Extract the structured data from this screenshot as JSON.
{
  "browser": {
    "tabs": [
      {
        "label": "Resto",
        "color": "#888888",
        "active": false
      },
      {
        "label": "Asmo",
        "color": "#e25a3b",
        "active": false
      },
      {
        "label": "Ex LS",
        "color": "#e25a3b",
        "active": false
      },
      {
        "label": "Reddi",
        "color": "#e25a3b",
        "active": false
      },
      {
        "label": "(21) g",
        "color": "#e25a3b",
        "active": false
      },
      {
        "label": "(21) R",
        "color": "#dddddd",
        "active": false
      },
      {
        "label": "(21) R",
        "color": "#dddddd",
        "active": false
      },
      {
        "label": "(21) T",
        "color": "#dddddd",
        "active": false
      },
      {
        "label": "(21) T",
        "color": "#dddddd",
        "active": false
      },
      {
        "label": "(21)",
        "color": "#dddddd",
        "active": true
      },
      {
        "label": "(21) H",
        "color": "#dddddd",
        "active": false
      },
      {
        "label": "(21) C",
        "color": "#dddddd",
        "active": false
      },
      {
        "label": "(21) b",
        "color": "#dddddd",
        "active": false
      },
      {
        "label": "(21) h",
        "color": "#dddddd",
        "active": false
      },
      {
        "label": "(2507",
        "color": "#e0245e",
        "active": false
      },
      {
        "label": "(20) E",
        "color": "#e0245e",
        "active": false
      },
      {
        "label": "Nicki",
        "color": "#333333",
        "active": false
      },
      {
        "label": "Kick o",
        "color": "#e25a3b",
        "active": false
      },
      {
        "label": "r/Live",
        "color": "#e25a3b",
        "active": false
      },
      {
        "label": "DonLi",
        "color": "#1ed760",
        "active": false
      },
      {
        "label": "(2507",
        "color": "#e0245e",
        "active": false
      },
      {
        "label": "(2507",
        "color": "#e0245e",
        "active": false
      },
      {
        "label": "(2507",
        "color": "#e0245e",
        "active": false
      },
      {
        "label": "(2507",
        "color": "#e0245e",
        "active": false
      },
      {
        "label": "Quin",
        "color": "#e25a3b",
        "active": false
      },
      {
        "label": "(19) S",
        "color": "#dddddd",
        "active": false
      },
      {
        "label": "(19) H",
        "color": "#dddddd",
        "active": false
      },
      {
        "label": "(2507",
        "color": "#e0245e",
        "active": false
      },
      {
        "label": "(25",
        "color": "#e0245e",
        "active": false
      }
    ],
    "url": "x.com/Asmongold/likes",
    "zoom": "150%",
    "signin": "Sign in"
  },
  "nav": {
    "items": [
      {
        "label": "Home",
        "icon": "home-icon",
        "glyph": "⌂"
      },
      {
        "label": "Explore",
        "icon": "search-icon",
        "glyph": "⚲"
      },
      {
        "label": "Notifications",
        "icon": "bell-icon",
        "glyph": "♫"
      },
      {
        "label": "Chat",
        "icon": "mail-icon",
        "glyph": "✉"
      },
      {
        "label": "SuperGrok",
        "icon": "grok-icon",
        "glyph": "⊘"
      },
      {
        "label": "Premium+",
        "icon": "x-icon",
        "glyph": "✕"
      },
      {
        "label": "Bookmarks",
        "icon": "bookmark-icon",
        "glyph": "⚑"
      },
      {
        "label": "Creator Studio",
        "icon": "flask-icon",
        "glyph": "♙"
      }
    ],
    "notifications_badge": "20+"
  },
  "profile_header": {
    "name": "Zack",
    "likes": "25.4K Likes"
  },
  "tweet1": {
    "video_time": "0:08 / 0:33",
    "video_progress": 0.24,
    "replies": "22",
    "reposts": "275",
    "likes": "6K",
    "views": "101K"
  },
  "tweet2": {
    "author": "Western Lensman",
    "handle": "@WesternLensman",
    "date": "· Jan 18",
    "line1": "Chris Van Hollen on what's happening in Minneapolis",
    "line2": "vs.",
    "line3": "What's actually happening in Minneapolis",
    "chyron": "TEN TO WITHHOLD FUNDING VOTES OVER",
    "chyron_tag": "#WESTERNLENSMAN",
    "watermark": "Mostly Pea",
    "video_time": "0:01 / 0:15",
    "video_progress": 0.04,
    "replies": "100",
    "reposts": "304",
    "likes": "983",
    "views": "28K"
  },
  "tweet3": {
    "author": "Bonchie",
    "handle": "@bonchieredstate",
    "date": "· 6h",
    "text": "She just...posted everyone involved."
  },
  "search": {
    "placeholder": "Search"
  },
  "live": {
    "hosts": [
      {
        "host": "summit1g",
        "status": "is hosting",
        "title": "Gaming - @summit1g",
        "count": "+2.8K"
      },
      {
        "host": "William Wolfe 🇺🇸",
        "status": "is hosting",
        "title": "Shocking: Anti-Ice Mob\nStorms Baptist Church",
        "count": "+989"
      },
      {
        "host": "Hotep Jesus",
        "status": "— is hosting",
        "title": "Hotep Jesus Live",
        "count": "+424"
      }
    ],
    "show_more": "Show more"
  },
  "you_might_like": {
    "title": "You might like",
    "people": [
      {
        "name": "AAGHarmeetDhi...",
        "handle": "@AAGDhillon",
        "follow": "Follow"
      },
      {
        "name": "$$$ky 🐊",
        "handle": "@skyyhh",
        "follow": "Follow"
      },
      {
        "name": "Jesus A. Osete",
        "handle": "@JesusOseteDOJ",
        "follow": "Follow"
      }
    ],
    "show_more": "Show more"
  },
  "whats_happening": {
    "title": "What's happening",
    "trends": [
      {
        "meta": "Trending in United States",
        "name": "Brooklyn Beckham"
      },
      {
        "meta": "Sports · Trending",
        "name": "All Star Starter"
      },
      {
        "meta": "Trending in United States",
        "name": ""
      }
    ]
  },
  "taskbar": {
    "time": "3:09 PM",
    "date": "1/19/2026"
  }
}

========

TASK INSTRUCTIONS: From the records above, extract every entry verbatim.

FINAL RESULT:
Extract the structured data from this screenshot as JSON.
{
  "browser": {
    "tabs": [
      {
        "label": "Resto",
        "color": "#888888",
        "active": false
      },
      {
        "label": "Asmo",
        "color": "#e25a3b",
        "active": false
      },
      {
        "label": "Ex LS",
        "color": "#e25a3b",
        "active": false
      },
      {
        "label": "Reddi",
        "color": "#e25a3b",
        "active": false
      },
      {
        "label": "(21) g",
        "color": "#e25a3b",
        "active": false
      },
      {
        "label": "(21) R",
        "color": "#dddddd",
        "active": false
      },
      {
        "label": "(21) R",
        "color": "#dddddd",
        "active": false
      },
      {
        "label": "(21) T",
        "color": "#dddddd",
        "active": false
      },
      {
        "label": "(21) T",
        "color": "#dddddd",
        "active": false
      },
      {
        "label": "(21)",
        "color": "#dddddd",
        "active": true
      },
      {
        "label": "(21) H",
        "color": "#dddddd",
        "active": false
      },
      {
        "label": "(21) C",
        "color": "#dddddd",
        "active": false
      },
      {
        "label": "(21) b",
        "color": "#dddddd",
        "active": false
      },
      {
        "label": "(21) h",
        "color": "#dddddd",
        "active": false
      },
      {
        "label": "(2507",
        "color": "#e0245e",
        "active": false
      },
      {
        "label": "(20) E",
        "color": "#e0245e",
        "active": false
      },
      {
        "label": "Nicki",
        "color": "#333333",
        "active": false
      },
      {
        "label": "Kick o",
        "color": "#e25a3b",
        "active": false
      },
      {
        "label": "r/Live",
        "color": "#e25a3b",
        "active": false
      },
      {
        "label": "DonLi",
        "color": "#1ed760",
        "active": false
      },
      {
        "label": "(2507",
        "color": "#e0245e",
        "active": false
      },
      {
        "label": "(2507",
        "color": "#e0245e",
        "active": false
      },
      {
        "label": "(2507",
        "color": "#e0245e",
        "active": false
      },
      {
        "label": "(2507",
        "color": "#e0245e",
        "active": false
      },
      {
        "label": "Quin",
        "color": "#e25a3b",
        "active": false
      },
      {
        "label": "(19) S",
        "color": "#dddddd",
        "active": false
      },
      {
        "label": "(19) H",
        "color": "#dddddd",
        "active": false
      },
      {
        "label": "(2507",
        "color": "#e0245e",
        "active": false
      },
      {
        "label": "(25",
        "color": "#e0245e",
        "active": false
      }
    ],
    "url": "x.com/Asmongold/likes",
    "zoom": "150%",
    "signin": "Sign in"
  },
  "nav": {
    "items": [
      {
        "label": "Home",
        "icon": "home-icon",
        "glyph": "⌂"
      },
      {
        "label": "Explore",
        "icon": "search-icon",
        "glyph": "⚲"
      },
      {
        "label": "Notifications",
        "icon": "bell-icon",
        "glyph": "♫"
      },
      {
        "label": "Chat",
        "icon": "mail-icon",
        "glyph": "✉"
      },
      {
        "label": "SuperGrok",
        "icon": "grok-icon",
        "glyph": "⊘"
      },
      {
        "label": "Premium+",
        "icon": "x-icon",
        "glyph": "✕"
      },
      {
        "label": "Bookmarks",
        "icon": "bookmark-icon",
        "glyph": "⚑"
      },
      {
        "label": "Creator Studio",
        "icon": "flask-icon",
        "glyph": "♙"
      }
    ],
    "notifications_badge": "20+"
  },
  "profile_header": {
    "name": "Zack",
    "likes": "25.4K Likes"
  },
  "tweet1": {
    "video_time": "0:08 / 0:33",
    "video_progress": 0.24,
    "replies": "22",
    "reposts": "275",
    "likes": "6K",
    "views": "101K"
  },
  "tweet2": {
    "author": "Western Lensman",
    "handle": "@WesternLensman",
    "date": "· Jan 18",
    "line1": "Chris Van Hollen on what's happening in Minneapolis",
    "line2": "vs.",
    "line3": "What's actually happening in Minneapolis",
    "chyron": "TEN TO WITHHOLD FUNDING VOTES OVER",
    "chyron_tag": "#WESTERNLENSMAN",
    "watermark": "Mostly Pea",
    "video_time": "0:01 / 0:15",
    "video_progress": 0.04,
    "replies": "100",
    "reposts": "304",
    "likes": "983",
    "views": "28K"
  },
  "tweet3": {
    "author": "Bonchie",
    "handle": "@bonchieredstate",
    "date": "· 6h",
    "text": "She just...posted everyone involved."
  },
  "search": {
    "placeholder": "Search"
  },
  "live": {
    "hosts": [
      {
        "host": "summit1g",
        "status": "is hosting",
        "title": "Gaming - @summit1g",
        "count": "+2.8K"
      },
      {
        "host": "William Wolfe 🇺🇸",
        "status": "is hosting",
        "title": "Shocking: Anti-Ice Mob\nStorms Baptist Church",
        "count": "+989"
      },
      {
        "host": "Hotep Jesus",
        "status": "— is hosting",
        "title": "Hotep Jesus Live",
        "count": "+424"
      }
    ],
    "show_more": "Show more"
  },
  "you_might_like": {
    "title": "You might like",
    "people": [
      {
        "name": "AAGHarmeetDhi...",
        "handle": "@AAGDhillon",
        "follow": "Follow"
      },
      {
        "name": "$$$ky 🐊",
        "handle": "@skyyhh",
        "follow": "Follow"
      },
      {
        "name": "Jesus A. Osete",
        "handle": "@JesusOseteDOJ",
        "follow": "Follow"
      }
    ],
    "show_more": "Show more"
  },
  "whats_happening": {
    "title": "What's happening",
    "trends": [
      {
        "meta": "Trending in United States",
        "name": "Brooklyn Beckham"
      },
      {
        "meta": "Sports · Trending",
        "name": "All Star Starter"
      },
      {
        "meta": "Trending in United States",
        "name": ""
      }
    ]
  },
  "taskbar": {
    "time": "3:09 PM",
    "date": "1/19/2026"
  }
}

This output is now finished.